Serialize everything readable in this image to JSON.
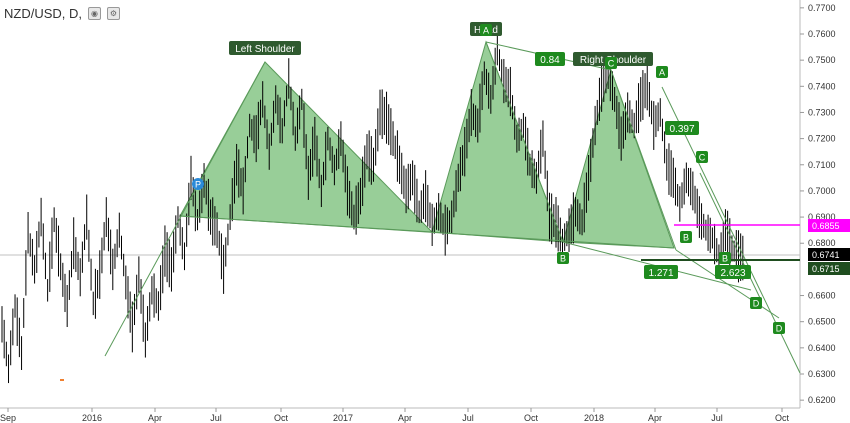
{
  "header": {
    "title": "NZD/USD, D,"
  },
  "chart_data": {
    "type": "line",
    "title": "NZD/USD, D,",
    "y_ticks": [
      "0.7700",
      "0.7600",
      "0.7500",
      "0.7400",
      "0.7300",
      "0.7200",
      "0.7100",
      "0.7000",
      "0.6900",
      "0.6800",
      "0.6600",
      "0.6500",
      "0.6400",
      "0.6300",
      "0.6200"
    ],
    "ylim": [
      0.617,
      0.773
    ],
    "x_ticks": [
      "Sep",
      "2016",
      "Apr",
      "Jul",
      "Oct",
      "2017",
      "Apr",
      "Jul",
      "Oct",
      "2018",
      "Apr",
      "Jul",
      "Oct"
    ],
    "price_badges": [
      {
        "value": "0.6855",
        "color": "#ff00ff"
      },
      {
        "value": "0.6741",
        "color": "#000000"
      },
      {
        "value": "0.6715",
        "color": "#1f4d1f"
      }
    ],
    "pattern_labels": [
      "Left Shoulder",
      "Head",
      "Right Shoulder"
    ],
    "ratio_labels": [
      "0.84",
      "0.397",
      "1.271",
      "2.623"
    ],
    "point_labels": [
      "P",
      "A",
      "C",
      "A",
      "B",
      "C",
      "B",
      "B",
      "D",
      "D"
    ],
    "price_path": [
      [
        0.649,
        0.632,
        0.656,
        0.638,
        0.684,
        0.67,
        0.69,
        0.662,
        0.689,
        0.671,
        0.656,
        0.68,
        0.667,
        0.69,
        0.657,
        0.668,
        0.69,
        0.67,
        0.685,
        0.665,
        0.648,
        0.668,
        0.643,
        0.662,
        0.656,
        0.677,
        0.67,
        0.69,
        0.675,
        0.705,
        0.689,
        0.704,
        0.69,
        0.685,
        0.67
      ],
      [
        0.69,
        0.71,
        0.7,
        0.725,
        0.72,
        0.735,
        0.715,
        0.735,
        0.723,
        0.743,
        0.72,
        0.735,
        0.705,
        0.72,
        0.7,
        0.72,
        0.708,
        0.72,
        0.7,
        0.69,
        0.698,
        0.715,
        0.71,
        0.73,
        0.728,
        0.72,
        0.71,
        0.7,
        0.705,
        0.692,
        0.698,
        0.687,
        0.692,
        0.685
      ],
      [
        0.69,
        0.705,
        0.715,
        0.73,
        0.725,
        0.745,
        0.735,
        0.754,
        0.742,
        0.738,
        0.72,
        0.725,
        0.71,
        0.705,
        0.72,
        0.69,
        0.688,
        0.681,
        0.685,
        0.692,
        0.688,
        0.705,
        0.725,
        0.74,
        0.745,
        0.735,
        0.72,
        0.73,
        0.725,
        0.735,
        0.74,
        0.725,
        0.73,
        0.71,
        0.705
      ],
      [
        0.695,
        0.705,
        0.7,
        0.69,
        0.685,
        0.682,
        0.675,
        0.685,
        0.678,
        0.675,
        0.674
      ]
    ]
  }
}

..............................

• _AIM_
Look for the word "value" and return every line where it occurs.

• _TASK RESPONSE_
        "value": "0.6855",
        "value": "0.6741",
        "value": "0.6715",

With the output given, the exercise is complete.